— Begin Source —

Spirits of Death (/ translation: A White Dress for Mariale) is a 1972 Italian film directed by Romano Scavolini and starring Ida Galli, Ivan Rassimov and Luigi Pistilli. The film was also released as Exorcisme Tragique (Tragic Exorcism).

Plot
As a child, Mariale witnesses the murder of her mother at her father's hands. She later becomes a recluse, living by herself in a dark, gloomy castle. Mariale decides to invite some friends over for the weekend and stages a decadent orgiastic party. Then a series of grisly murders begin to occur.

Cast 
 Ida Galli as  Marialè
 Ivan Rassimov as  Massimo
 Shawn Robinson as Semy
 Luigi Pistilli as  Paolo
 Pilar Velázquez as  Mercedes
 Carla Mancini 
 Ezio Marano as  Sebastiano
 Gianni Dei as the lover of Marialè's mother

Style
Although the film is often described as a giallo, film historian Roberto Curti stated it only becomes a violent murder mystery about an hour into the film. Curti described the giallo trademarks of violent murders and a twist ending are marginal when compared to other films of the genre at the time. Curti opined the film was one like a perverse kammerspiel which borrowed from both gothic and avant-garde theatre.

— End Source —

Tasks and exercises
• 1. Please return the passage of the Spirits of Death article between "Spirits of Death" and "Tragique (Tragic Exorcism).", inclusive, copied word for word.
• 2. Carry the Spirits of Death article forward from the point where it ends.

— Begin Supplied records —

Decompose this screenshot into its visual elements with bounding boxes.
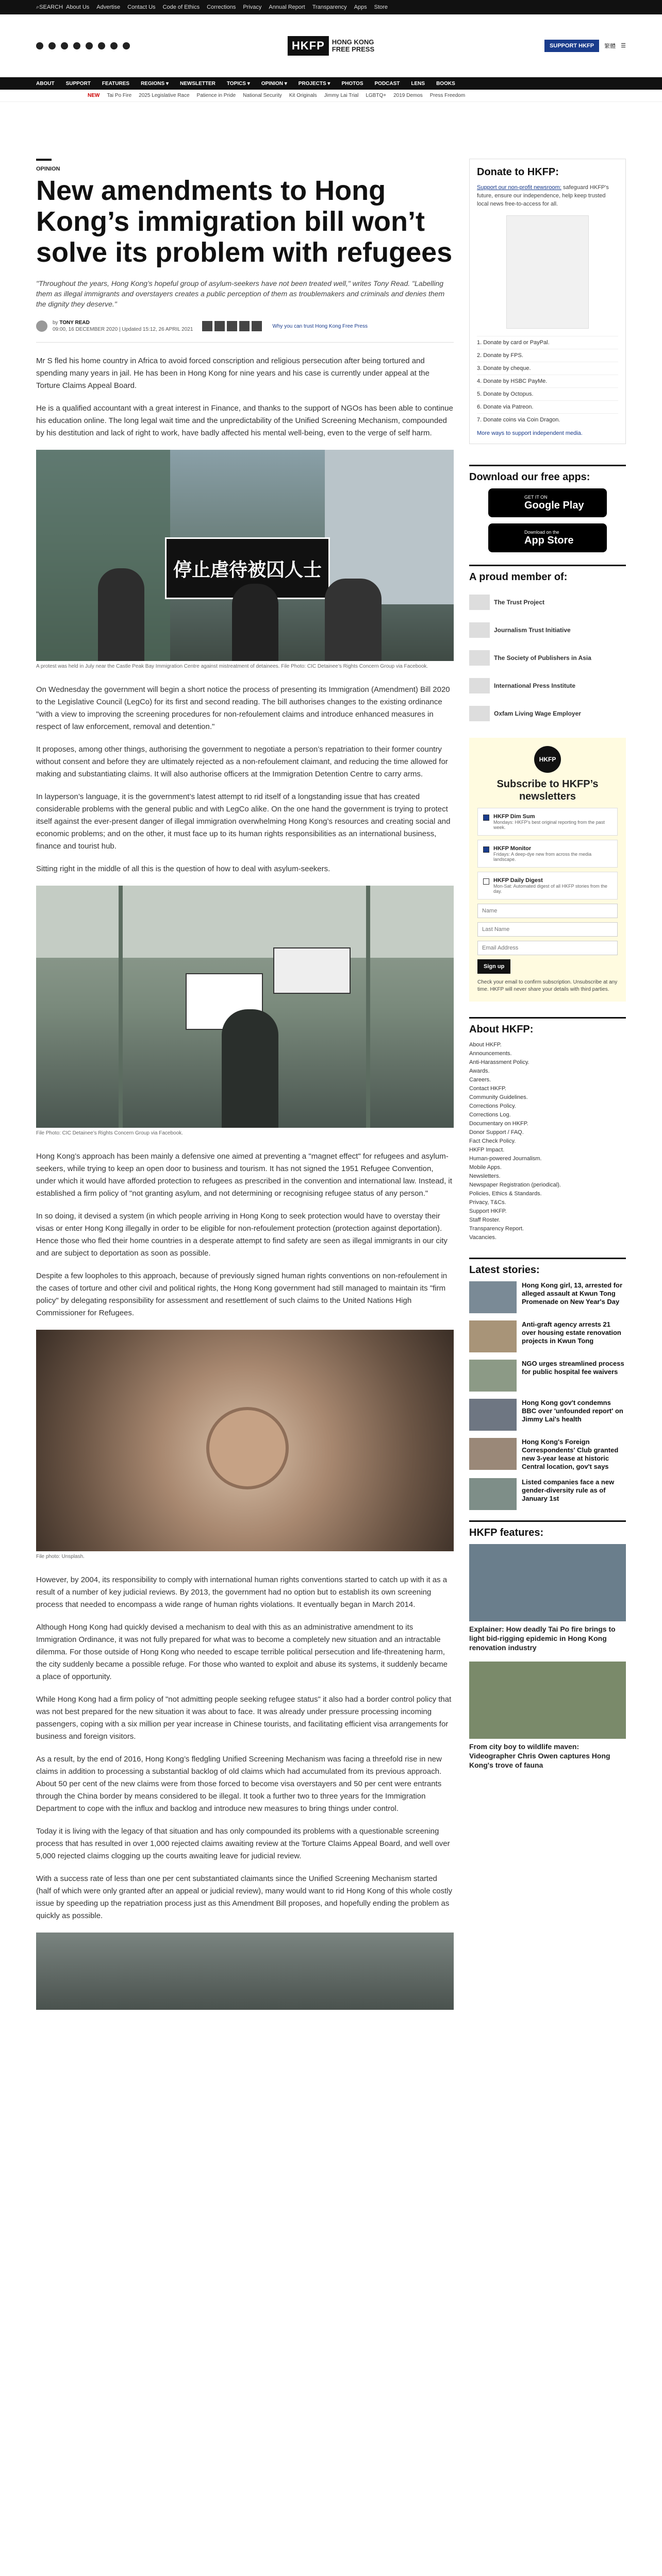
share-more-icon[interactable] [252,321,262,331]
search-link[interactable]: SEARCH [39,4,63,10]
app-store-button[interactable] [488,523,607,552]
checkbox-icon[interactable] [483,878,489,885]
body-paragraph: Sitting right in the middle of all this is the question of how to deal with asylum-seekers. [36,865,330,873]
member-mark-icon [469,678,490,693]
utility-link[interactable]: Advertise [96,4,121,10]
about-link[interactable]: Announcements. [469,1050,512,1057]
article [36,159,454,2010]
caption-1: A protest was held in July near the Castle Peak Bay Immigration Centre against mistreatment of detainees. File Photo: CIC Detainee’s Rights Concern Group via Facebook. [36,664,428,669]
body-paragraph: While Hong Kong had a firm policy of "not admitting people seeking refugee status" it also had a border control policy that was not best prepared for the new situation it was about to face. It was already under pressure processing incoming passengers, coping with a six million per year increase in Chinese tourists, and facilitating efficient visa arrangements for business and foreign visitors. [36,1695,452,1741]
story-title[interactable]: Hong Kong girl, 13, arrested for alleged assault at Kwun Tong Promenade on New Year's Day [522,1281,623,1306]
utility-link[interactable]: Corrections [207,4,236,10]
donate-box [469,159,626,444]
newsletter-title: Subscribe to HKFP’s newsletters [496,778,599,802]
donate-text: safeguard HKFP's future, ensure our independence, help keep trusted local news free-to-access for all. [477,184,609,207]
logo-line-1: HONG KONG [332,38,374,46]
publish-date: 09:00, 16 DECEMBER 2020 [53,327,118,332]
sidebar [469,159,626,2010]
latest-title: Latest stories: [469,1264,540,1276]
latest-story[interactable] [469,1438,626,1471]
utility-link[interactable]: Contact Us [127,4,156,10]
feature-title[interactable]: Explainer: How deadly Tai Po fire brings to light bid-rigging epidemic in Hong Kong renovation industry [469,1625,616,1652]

— End Supplied records —

Answers
• 1.
Spirits of Death (/ translation: A White Dress for Mariale) is a 1972 Italian film directed by Romano Scavolini and starring Ida Galli, Ivan Rassimov and Luigi Pistilli. The film was also released as Exorcisme Tragique (Tragic Exorcism).

• 2.
Production
Following his return from Vietnam where he was a freelance photographer, director Romano Scavolini returned to his native Italy where he started his film career again as a genre filmmaker.

Release
Spirits of Death was released in Italy on 30 November 1972. The film grossed 65.564 million Italian lire in Italy on its release. When the film was released in France, it was titled Exorcisme tragique to try and bank on the popular success of The Exorcist.

Reception
In a retrospective review, Curti stated that Scavolini's direction and Fiorenzo Carpi's score "cannot overcome the script's many shortcoming–namely, sketchily developed characters, pretentious dialogue, heavy-handed symbolism." Scavolini later referred to the film as a film "which only deserves to be forgotten"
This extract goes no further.